SUPPLIED INFORMATION →
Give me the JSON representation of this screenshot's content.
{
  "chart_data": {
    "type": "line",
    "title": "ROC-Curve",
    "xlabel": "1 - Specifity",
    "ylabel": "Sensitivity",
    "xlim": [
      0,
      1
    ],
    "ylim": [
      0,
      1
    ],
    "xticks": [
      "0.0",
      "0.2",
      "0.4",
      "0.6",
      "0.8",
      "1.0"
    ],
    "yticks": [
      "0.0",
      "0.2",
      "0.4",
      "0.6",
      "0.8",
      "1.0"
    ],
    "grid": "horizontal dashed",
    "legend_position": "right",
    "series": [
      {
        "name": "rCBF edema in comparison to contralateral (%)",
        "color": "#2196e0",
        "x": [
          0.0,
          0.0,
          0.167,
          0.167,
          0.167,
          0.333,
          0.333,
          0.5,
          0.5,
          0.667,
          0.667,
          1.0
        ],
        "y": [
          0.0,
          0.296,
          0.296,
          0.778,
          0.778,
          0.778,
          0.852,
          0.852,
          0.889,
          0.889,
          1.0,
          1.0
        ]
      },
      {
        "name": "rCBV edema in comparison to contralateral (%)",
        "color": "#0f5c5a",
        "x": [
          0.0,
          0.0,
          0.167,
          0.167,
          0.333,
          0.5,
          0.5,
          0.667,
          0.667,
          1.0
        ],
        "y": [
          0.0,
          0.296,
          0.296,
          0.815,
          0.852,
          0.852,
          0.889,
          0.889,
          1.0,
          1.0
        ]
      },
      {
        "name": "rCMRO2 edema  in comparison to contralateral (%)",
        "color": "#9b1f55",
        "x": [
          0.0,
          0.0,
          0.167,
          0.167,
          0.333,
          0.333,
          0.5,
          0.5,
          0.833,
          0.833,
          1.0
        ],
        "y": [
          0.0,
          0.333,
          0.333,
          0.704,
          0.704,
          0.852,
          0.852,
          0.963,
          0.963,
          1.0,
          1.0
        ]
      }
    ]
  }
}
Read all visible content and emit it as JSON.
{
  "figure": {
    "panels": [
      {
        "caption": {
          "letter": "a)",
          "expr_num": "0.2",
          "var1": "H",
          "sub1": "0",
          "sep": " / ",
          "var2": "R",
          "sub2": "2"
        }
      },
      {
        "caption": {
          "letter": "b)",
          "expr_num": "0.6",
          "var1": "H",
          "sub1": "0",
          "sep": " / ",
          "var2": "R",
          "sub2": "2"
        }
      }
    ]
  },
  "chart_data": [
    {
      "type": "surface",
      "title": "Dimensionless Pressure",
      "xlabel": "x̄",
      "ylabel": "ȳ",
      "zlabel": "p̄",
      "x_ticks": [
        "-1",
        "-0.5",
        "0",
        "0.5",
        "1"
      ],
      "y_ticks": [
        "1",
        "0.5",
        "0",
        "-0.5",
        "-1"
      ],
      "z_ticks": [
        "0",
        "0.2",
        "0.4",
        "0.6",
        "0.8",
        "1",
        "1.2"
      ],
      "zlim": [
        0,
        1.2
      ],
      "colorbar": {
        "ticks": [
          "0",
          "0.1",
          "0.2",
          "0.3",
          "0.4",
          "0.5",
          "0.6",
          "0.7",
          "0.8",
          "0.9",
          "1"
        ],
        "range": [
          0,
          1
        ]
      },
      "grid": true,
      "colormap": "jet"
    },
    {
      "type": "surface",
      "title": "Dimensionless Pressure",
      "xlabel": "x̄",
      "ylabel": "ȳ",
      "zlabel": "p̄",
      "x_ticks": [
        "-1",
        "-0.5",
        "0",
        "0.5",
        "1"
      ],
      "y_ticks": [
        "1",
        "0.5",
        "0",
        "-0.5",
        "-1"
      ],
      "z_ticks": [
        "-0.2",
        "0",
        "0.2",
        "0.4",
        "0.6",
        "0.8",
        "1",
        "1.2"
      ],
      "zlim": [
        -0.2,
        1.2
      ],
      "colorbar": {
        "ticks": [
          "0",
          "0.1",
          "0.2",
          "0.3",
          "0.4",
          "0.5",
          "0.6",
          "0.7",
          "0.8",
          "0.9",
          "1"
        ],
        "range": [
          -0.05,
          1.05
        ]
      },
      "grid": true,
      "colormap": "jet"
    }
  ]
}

--

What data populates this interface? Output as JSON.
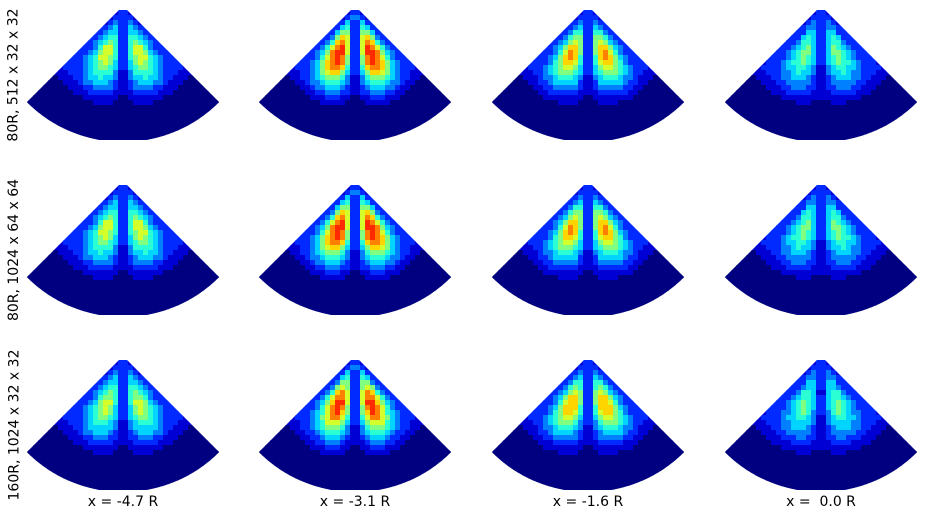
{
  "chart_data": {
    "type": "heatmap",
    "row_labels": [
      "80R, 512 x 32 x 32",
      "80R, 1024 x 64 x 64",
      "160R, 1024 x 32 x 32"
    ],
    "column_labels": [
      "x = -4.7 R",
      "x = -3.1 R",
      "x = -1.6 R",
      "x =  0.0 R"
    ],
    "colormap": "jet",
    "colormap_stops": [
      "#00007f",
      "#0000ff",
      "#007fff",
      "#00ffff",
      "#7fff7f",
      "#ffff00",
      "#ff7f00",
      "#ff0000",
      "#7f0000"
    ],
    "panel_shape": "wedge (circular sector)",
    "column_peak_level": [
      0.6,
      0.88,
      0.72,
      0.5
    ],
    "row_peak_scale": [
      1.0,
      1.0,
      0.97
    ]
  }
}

--

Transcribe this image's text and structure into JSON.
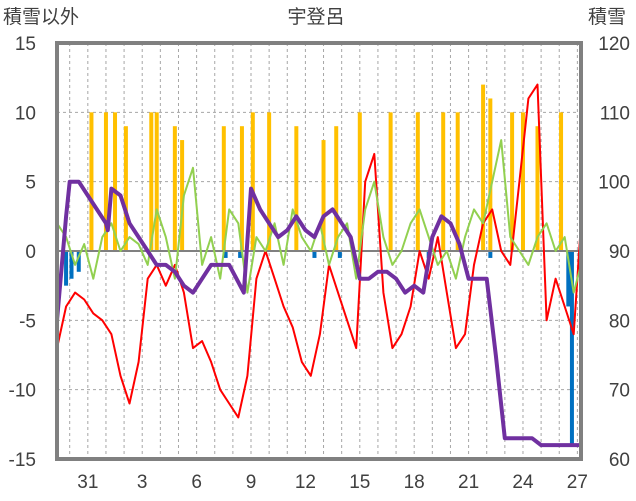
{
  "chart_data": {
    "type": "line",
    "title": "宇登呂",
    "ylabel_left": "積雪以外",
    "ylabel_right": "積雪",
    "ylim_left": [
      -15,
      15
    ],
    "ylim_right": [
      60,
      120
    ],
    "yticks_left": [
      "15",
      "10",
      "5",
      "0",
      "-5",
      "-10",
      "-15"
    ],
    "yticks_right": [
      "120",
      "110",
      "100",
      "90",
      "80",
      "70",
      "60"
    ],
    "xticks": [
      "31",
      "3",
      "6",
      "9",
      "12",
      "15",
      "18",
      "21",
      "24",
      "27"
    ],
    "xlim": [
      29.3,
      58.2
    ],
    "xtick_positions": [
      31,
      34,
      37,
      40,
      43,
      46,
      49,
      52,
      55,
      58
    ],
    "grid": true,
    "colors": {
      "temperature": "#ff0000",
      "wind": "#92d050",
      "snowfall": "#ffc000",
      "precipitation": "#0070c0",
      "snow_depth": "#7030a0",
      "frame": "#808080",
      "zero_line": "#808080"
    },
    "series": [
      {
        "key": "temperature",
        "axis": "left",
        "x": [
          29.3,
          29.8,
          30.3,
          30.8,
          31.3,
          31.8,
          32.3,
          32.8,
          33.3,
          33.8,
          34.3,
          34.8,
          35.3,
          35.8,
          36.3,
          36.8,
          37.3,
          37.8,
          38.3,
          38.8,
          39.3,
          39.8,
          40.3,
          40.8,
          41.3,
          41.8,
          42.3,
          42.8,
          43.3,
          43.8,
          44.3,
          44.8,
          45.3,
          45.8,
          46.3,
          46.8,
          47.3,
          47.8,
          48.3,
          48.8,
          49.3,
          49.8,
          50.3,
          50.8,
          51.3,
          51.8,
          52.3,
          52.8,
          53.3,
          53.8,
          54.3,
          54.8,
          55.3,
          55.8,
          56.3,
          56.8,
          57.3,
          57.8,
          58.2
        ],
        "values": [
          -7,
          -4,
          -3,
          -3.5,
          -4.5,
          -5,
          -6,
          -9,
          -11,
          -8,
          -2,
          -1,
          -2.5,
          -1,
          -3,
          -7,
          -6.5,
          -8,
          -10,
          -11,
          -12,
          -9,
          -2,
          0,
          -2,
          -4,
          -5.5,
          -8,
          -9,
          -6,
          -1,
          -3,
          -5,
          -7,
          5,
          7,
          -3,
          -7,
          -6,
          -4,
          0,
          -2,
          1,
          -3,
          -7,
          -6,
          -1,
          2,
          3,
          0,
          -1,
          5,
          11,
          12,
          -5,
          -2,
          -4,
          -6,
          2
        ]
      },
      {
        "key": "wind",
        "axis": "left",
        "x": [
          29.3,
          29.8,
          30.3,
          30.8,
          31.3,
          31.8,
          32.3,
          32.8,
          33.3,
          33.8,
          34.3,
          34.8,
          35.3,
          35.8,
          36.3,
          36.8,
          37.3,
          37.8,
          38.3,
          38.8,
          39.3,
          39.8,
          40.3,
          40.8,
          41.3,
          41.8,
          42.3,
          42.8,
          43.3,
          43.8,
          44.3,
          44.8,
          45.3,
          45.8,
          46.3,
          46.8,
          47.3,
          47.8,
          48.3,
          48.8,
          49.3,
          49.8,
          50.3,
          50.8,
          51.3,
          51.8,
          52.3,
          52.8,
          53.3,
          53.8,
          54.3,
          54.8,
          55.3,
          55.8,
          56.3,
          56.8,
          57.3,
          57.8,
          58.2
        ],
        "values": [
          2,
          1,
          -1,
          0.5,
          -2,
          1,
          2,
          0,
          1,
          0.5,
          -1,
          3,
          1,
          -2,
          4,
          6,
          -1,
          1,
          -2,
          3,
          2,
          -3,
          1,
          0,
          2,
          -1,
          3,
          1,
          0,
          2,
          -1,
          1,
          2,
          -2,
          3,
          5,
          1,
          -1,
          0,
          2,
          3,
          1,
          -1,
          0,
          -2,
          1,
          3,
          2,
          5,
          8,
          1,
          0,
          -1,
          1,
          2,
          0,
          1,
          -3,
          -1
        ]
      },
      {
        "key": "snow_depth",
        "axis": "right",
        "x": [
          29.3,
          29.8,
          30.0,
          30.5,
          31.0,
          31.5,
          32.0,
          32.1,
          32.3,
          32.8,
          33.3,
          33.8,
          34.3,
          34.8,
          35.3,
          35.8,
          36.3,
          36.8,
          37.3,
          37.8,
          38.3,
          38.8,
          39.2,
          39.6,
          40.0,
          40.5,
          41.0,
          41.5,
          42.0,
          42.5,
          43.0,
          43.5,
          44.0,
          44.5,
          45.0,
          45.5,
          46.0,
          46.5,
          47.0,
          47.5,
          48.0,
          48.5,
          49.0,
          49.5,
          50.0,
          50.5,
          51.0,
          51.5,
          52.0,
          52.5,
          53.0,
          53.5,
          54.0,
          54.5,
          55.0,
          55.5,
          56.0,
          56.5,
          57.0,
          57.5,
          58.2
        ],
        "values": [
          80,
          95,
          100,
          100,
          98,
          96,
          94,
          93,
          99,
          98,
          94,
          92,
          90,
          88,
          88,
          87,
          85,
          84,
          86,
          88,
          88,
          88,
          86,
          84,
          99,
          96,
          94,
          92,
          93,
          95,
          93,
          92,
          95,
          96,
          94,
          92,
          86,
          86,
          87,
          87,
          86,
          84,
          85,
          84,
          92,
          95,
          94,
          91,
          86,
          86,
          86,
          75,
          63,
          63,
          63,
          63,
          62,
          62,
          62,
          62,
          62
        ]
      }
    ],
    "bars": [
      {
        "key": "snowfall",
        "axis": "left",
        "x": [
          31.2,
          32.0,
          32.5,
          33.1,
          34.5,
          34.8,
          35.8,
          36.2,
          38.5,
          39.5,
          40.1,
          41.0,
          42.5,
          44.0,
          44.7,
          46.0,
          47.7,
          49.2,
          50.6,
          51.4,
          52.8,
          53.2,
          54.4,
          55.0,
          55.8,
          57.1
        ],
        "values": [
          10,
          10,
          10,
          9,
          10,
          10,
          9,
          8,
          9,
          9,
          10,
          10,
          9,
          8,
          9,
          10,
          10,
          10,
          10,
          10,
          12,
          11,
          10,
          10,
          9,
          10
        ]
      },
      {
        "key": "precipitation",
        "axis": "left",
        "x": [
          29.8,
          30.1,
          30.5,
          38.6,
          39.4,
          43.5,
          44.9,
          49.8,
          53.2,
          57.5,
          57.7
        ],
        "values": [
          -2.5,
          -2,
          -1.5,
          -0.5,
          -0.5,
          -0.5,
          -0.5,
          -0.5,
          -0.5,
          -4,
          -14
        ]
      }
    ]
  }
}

WHAT YOU NEED TO DO → From the data above, copy each line that holds "comparison".

CORRECT OUTPUT →
        "name": "rCBF edema in comparison to contralateral (%)",
        "name": "rCBV edema in comparison to contralateral (%)",
        "name": "rCMRO2 edema  in comparison to contralateral (%)",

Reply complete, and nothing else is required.